• _GIVEN INSTRUCTION_
Your task is to print all of the material verbatim.

---------- DATASET RECORDS

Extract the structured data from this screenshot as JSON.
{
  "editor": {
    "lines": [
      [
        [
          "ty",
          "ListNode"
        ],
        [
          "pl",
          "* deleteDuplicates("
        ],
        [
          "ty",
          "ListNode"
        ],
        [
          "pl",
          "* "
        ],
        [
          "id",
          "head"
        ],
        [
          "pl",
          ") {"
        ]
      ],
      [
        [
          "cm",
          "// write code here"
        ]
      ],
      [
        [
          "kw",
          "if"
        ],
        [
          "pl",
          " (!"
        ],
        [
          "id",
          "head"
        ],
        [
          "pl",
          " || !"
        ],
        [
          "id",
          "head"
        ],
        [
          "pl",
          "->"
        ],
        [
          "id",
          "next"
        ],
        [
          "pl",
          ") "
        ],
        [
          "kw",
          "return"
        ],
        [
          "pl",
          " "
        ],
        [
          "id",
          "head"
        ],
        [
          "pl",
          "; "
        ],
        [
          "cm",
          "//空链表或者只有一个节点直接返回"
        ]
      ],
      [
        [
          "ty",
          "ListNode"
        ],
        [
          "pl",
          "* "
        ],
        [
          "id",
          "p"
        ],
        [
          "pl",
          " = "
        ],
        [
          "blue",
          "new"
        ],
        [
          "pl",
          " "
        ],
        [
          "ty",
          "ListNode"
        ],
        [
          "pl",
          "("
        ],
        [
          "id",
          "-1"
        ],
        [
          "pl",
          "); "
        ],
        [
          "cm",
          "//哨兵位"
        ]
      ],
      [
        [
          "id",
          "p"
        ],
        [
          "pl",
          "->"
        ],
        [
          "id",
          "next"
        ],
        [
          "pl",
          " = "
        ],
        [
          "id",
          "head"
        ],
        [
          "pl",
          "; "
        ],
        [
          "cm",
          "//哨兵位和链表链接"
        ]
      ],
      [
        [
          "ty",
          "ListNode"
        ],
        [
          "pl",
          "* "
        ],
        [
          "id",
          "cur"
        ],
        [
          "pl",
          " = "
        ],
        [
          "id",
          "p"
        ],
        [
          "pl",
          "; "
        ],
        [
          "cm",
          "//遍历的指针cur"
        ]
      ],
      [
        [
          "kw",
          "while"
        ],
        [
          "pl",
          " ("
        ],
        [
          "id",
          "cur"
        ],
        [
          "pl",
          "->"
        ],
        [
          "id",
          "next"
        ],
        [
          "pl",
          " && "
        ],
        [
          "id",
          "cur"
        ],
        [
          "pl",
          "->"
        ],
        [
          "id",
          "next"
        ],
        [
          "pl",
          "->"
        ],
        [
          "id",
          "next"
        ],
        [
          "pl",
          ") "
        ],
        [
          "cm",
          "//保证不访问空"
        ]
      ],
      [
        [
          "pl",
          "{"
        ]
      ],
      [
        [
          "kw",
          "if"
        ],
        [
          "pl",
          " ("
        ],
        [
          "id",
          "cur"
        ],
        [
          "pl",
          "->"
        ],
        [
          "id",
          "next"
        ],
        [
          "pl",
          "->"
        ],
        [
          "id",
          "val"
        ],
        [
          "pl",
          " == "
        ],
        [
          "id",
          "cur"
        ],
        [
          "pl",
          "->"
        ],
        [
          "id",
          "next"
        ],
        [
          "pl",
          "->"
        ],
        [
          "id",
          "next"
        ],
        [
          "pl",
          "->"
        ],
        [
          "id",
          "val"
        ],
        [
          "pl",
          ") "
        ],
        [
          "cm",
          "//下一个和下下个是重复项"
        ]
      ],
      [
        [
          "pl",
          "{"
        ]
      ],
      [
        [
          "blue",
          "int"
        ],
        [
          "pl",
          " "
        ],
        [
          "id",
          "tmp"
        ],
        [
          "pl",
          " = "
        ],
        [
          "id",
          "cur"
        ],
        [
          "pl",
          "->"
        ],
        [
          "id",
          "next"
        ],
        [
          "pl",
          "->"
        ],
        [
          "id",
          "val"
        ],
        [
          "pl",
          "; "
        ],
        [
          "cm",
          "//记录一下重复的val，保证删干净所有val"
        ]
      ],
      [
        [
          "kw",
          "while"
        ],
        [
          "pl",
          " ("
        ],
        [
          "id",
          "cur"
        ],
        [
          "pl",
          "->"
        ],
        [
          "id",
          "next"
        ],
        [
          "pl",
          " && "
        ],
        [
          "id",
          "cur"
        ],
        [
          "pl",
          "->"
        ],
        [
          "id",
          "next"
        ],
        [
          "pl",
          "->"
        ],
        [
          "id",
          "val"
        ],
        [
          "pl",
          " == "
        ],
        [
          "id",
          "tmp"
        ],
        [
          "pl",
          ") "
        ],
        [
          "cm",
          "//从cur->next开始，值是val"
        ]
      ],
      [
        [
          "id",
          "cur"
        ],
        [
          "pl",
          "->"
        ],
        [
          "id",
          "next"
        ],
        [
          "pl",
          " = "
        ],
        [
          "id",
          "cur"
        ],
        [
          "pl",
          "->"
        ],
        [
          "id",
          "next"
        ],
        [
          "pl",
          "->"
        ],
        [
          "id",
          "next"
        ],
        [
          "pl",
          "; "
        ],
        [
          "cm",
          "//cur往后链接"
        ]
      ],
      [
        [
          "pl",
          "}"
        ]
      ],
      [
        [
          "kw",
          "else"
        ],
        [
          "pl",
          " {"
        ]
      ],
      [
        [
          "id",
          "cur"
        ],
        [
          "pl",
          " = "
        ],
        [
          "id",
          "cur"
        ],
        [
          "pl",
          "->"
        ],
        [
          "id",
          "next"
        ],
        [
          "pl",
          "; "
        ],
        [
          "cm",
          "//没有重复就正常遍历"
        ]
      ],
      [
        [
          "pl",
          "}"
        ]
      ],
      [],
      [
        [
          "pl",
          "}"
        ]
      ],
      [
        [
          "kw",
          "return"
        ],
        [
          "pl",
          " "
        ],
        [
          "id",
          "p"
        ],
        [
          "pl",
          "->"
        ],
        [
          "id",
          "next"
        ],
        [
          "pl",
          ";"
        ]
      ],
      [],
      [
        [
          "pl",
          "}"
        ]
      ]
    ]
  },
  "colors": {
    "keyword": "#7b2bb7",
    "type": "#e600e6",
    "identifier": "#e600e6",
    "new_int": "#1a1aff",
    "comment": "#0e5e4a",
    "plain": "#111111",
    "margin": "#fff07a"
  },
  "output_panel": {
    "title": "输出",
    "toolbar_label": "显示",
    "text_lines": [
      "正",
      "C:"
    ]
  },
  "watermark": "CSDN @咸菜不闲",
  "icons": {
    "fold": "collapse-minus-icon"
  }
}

--------------------

• _SOLUTION_
Extract the structured data from this screenshot as JSON.
{
  "editor": {
    "lines": [
      [
        [
          "ty",
          "ListNode"
        ],
        [
          "pl",
          "* deleteDuplicates("
        ],
        [
          "ty",
          "ListNode"
        ],
        [
          "pl",
          "* "
        ],
        [
          "id",
          "head"
        ],
        [
          "pl",
          ") {"
        ]
      ],
      [
        [
          "cm",
          "// write code here"
        ]
      ],
      [
        [
          "kw",
          "if"
        ],
        [
          "pl",
          " (!"
        ],
        [
          "id",
          "head"
        ],
        [
          "pl",
          " || !"
        ],
        [
          "id",
          "head"
        ],
        [
          "pl",
          "->"
        ],
        [
          "id",
          "next"
        ],
        [
          "pl",
          ") "
        ],
        [
          "kw",
          "return"
        ],
        [
          "pl",
          " "
        ],
        [
          "id",
          "head"
        ],
        [
          "pl",
          "; "
        ],
        [
          "cm",
          "//空链表或者只有一个节点直接返回"
        ]
      ],
      [
        [
          "ty",
          "ListNode"
        ],
        [
          "pl",
          "* "
        ],
        [
          "id",
          "p"
        ],
        [
          "pl",
          " = "
        ],
        [
          "blue",
          "new"
        ],
        [
          "pl",
          " "
        ],
        [
          "ty",
          "ListNode"
        ],
        [
          "pl",
          "("
        ],
        [
          "id",
          "-1"
        ],
        [
          "pl",
          "); "
        ],
        [
          "cm",
          "//哨兵位"
        ]
      ],
      [
        [
          "id",
          "p"
        ],
        [
          "pl",
          "->"
        ],
        [
          "id",
          "next"
        ],
        [
          "pl",
          " = "
        ],
        [
          "id",
          "head"
        ],
        [
          "pl",
          "; "
        ],
        [
          "cm",
          "//哨兵位和链表链接"
        ]
      ],
      [
        [
          "ty",
          "ListNode"
        ],
        [
          "pl",
          "* "
        ],
        [
          "id",
          "cur"
        ],
        [
          "pl",
          " = "
        ],
        [
          "id",
          "p"
        ],
        [
          "pl",
          "; "
        ],
        [
          "cm",
          "//遍历的指针cur"
        ]
      ],
      [
        [
          "kw",
          "while"
        ],
        [
          "pl",
          " ("
        ],
        [
          "id",
          "cur"
        ],
        [
          "pl",
          "->"
        ],
        [
          "id",
          "next"
        ],
        [
          "pl",
          " && "
        ],
        [
          "id",
          "cur"
        ],
        [
          "pl",
          "->"
        ],
        [
          "id",
          "next"
        ],
        [
          "pl",
          "->"
        ],
        [
          "id",
          "next"
        ],
        [
          "pl",
          ") "
        ],
        [
          "cm",
          "//保证不访问空"
        ]
      ],
      [
        [
          "pl",
          "{"
        ]
      ],
      [
        [
          "kw",
          "if"
        ],
        [
          "pl",
          " ("
        ],
        [
          "id",
          "cur"
        ],
        [
          "pl",
          "->"
        ],
        [
          "id",
          "next"
        ],
        [
          "pl",
          "->"
        ],
        [
          "id",
          "val"
        ],
        [
          "pl",
          " == "
        ],
        [
          "id",
          "cur"
        ],
        [
          "pl",
          "->"
        ],
        [
          "id",
          "next"
        ],
        [
          "pl",
          "->"
        ],
        [
          "id",
          "next"
        ],
        [
          "pl",
          "->"
        ],
        [
          "id",
          "val"
        ],
        [
          "pl",
          ") "
        ],
        [
          "cm",
          "//下一个和下下个是重复项"
        ]
      ],
      [
        [
          "pl",
          "{"
        ]
      ],
      [
        [
          "blue",
          "int"
        ],
        [
          "pl",
          " "
        ],
        [
          "id",
          "tmp"
        ],
        [
          "pl",
          " = "
        ],
        [
          "id",
          "cur"
        ],
        [
          "pl",
          "->"
        ],
        [
          "id",
          "next"
        ],
        [
          "pl",
          "->"
        ],
        [
          "id",
          "val"
        ],
        [
          "pl",
          "; "
        ],
        [
          "cm",
          "//记录一下重复的val，保证删干净所有val"
        ]
      ],
      [
        [
          "kw",
          "while"
        ],
        [
          "pl",
          " ("
        ],
        [
          "id",
          "cur"
        ],
        [
          "pl",
          "->"
        ],
        [
          "id",
          "next"
        ],
        [
          "pl",
          " && "
        ],
        [
          "id",
          "cur"
        ],
        [
          "pl",
          "->"
        ],
        [
          "id",
          "next"
        ],
        [
          "pl",
          "->"
        ],
        [
          "id",
          "val"
        ],
        [
          "pl",
          " == "
        ],
        [
          "id",
          "tmp"
        ],
        [
          "pl",
          ") "
        ],
        [
          "cm",
          "//从cur->next开始，值是val"
        ]
      ],
      [
        [
          "id",
          "cur"
        ],
        [
          "pl",
          "->"
        ],
        [
          "id",
          "next"
        ],
        [
          "pl",
          " = "
        ],
        [
          "id",
          "cur"
        ],
        [
          "pl",
          "->"
        ],
        [
          "id",
          "next"
        ],
        [
          "pl",
          "->"
        ],
        [
          "id",
          "next"
        ],
        [
          "pl",
          "; "
        ],
        [
          "cm",
          "//cur往后链接"
        ]
      ],
      [
        [
          "pl",
          "}"
        ]
      ],
      [
        [
          "kw",
          "else"
        ],
        [
          "pl",
          " {"
        ]
      ],
      [
        [
          "id",
          "cur"
        ],
        [
          "pl",
          " = "
        ],
        [
          "id",
          "cur"
        ],
        [
          "pl",
          "->"
        ],
        [
          "id",
          "next"
        ],
        [
          "pl",
          "; "
        ],
        [
          "cm",
          "//没有重复就正常遍历"
        ]
      ],
      [
        [
          "pl",
          "}"
        ]
      ],
      [],
      [
        [
          "pl",
          "}"
        ]
      ],
      [
        [
          "kw",
          "return"
        ],
        [
          "pl",
          " "
        ],
        [
          "id",
          "p"
        ],
        [
          "pl",
          "->"
        ],
        [
          "id",
          "next"
        ],
        [
          "pl",
          ";"
        ]
      ],
      [],
      [
        [
          "pl",
          "}"
        ]
      ]
    ]
  },
  "colors": {
    "keyword": "#7b2bb7",
    "type": "#e600e6",
    "identifier": "#e600e6",
    "new_int": "#1a1aff",
    "comment": "#0e5e4a",
    "plain": "#111111",
    "margin": "#fff07a"
  },
  "output_panel": {
    "title": "输出",
    "toolbar_label": "显示",
    "text_lines": [
      "正",
      "C:"
    ]
  },
  "watermark": "CSDN @咸菜不闲",
  "icons": {
    "fold": "collapse-minus-icon"
  }
}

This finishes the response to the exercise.